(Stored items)
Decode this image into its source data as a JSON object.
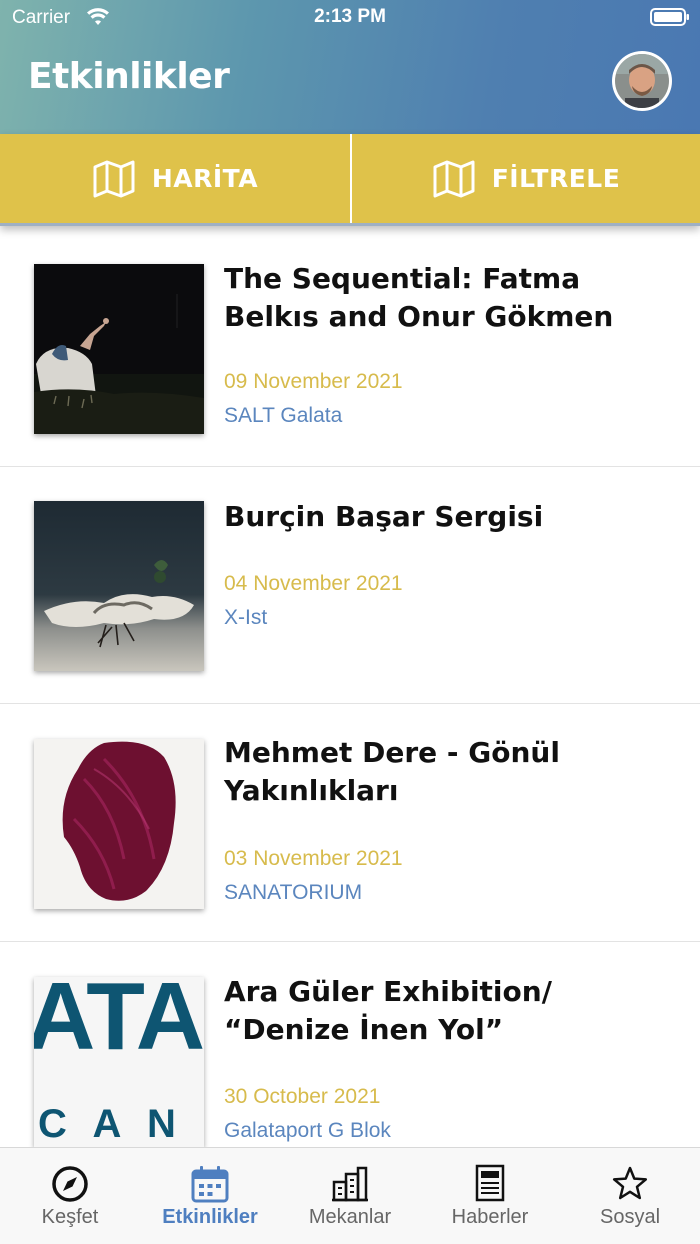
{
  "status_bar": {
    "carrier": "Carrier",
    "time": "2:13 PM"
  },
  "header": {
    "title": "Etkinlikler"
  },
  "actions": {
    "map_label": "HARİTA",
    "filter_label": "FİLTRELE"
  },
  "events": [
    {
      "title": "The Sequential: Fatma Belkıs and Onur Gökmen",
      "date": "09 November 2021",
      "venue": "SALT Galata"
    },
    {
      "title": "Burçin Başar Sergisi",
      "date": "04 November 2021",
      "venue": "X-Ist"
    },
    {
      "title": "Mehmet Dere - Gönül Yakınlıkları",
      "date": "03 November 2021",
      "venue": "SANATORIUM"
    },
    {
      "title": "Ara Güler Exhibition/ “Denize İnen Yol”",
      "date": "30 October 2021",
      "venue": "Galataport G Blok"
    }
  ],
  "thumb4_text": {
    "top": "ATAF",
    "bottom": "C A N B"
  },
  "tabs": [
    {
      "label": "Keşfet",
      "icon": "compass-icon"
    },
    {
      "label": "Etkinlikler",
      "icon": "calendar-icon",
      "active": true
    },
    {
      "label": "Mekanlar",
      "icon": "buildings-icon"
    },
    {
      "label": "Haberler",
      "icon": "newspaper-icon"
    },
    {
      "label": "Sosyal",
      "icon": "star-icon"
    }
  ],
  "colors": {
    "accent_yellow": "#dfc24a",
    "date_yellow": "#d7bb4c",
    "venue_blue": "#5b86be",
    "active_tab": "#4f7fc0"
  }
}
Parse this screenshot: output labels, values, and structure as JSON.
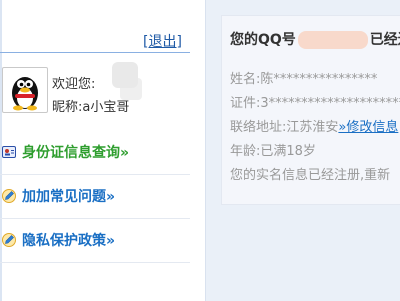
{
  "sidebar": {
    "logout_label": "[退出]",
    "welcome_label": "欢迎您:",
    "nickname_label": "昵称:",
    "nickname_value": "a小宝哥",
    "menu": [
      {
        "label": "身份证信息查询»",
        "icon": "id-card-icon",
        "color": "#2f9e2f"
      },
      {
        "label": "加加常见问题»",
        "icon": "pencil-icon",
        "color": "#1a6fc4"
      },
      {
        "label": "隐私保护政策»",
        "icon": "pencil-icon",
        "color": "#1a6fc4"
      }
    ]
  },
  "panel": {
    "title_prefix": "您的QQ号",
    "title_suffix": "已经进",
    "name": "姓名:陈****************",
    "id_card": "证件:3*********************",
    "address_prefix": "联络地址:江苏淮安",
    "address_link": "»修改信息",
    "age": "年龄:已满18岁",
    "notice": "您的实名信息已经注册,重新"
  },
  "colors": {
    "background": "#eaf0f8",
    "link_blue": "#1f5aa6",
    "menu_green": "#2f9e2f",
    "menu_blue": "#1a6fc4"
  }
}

WHAT YOU NEED TO DO: Copy out every line of the material above that mentions the word "icon".

RESULT OF THIS EXERCISE:
      "icon": "compass-icon"
      "icon": "calendar-icon",
      "icon": "buildings-icon"
      "icon": "newspaper-icon"
      "icon": "star-icon"
        "icon": "id-card-icon",
        "icon": "pencil-icon",
        "icon": "pencil-icon",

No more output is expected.